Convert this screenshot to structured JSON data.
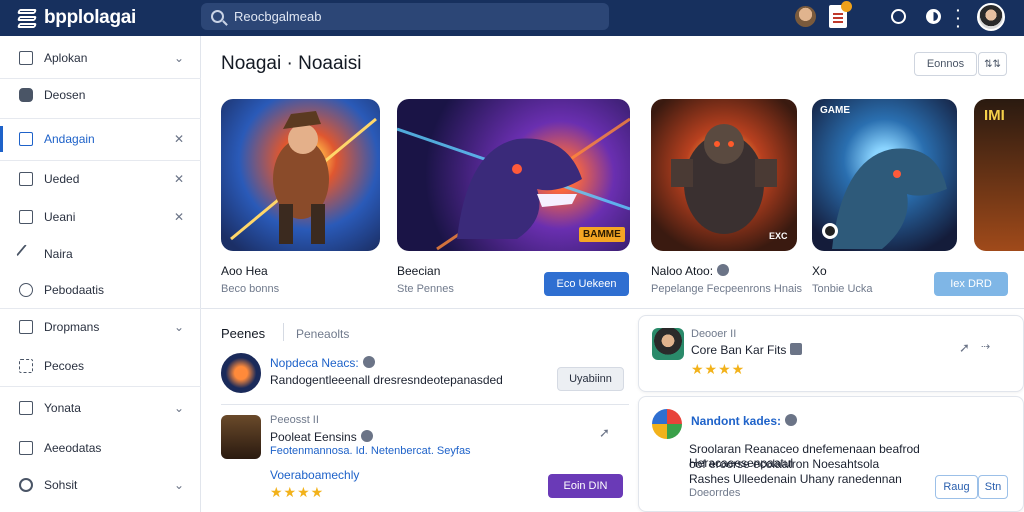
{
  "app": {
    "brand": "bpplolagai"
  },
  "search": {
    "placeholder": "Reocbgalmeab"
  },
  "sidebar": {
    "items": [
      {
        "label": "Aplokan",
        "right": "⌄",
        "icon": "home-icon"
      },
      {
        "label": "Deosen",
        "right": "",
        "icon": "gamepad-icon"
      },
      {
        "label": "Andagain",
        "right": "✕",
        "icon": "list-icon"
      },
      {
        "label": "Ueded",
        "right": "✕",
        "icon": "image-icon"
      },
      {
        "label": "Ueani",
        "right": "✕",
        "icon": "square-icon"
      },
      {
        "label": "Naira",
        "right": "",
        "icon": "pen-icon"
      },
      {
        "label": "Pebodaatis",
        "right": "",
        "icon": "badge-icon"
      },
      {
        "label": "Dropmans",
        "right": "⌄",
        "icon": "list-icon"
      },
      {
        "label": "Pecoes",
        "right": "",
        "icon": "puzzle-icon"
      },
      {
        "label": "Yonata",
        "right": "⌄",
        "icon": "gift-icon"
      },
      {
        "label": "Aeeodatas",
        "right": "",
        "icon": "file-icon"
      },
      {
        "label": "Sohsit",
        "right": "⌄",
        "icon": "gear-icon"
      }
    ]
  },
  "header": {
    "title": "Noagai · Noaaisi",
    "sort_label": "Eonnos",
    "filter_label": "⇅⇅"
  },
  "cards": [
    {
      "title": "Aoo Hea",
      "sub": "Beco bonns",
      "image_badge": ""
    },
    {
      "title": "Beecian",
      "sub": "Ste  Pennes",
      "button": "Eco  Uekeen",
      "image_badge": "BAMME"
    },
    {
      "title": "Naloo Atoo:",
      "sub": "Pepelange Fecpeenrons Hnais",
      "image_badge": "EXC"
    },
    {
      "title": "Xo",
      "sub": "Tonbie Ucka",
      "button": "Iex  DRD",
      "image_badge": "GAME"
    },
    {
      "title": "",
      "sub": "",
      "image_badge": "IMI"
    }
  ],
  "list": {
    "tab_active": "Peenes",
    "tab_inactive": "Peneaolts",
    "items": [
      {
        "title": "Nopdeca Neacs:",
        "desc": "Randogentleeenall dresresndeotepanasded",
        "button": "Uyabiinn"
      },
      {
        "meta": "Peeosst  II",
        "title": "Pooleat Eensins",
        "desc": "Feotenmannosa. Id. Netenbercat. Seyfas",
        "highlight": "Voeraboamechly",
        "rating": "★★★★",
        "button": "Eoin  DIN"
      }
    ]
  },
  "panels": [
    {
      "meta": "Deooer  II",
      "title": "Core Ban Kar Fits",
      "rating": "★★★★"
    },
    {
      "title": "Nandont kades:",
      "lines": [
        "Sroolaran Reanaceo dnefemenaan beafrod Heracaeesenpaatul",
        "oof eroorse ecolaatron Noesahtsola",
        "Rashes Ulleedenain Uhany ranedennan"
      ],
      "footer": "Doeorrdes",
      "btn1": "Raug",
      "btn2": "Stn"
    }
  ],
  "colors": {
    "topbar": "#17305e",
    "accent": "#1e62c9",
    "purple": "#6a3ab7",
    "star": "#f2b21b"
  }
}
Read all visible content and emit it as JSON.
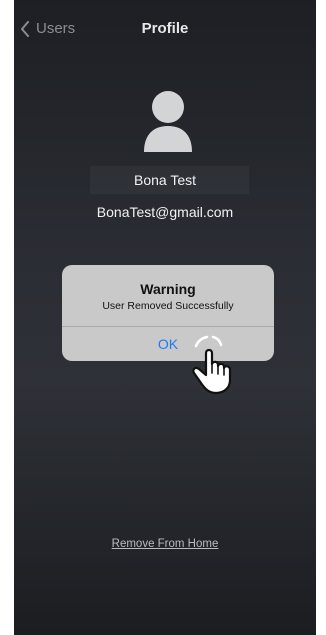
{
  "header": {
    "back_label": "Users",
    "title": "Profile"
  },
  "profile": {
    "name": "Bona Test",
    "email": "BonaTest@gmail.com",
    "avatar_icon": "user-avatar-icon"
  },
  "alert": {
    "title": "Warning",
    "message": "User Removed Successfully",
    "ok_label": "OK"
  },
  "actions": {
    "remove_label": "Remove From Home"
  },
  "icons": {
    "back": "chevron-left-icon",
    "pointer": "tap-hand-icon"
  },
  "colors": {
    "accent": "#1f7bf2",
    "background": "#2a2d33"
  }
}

▸ Problem statement
Write out exactly, and nothing more than, the lines of the entries above from the line containing "Read all visible content and emit it as JSON." through the final line; omit any pictures.

▸ Full output
Read all visible content and emit it as JSON.
{
  "header": {
    "back_label": "Users",
    "title": "Profile"
  },
  "profile": {
    "name": "Bona Test",
    "email": "BonaTest@gmail.com",
    "avatar_icon": "user-avatar-icon"
  },
  "alert": {
    "title": "Warning",
    "message": "User Removed Successfully",
    "ok_label": "OK"
  },
  "actions": {
    "remove_label": "Remove From Home"
  },
  "icons": {
    "back": "chevron-left-icon",
    "pointer": "tap-hand-icon"
  },
  "colors": {
    "accent": "#1f7bf2",
    "background": "#2a2d33"
  }
}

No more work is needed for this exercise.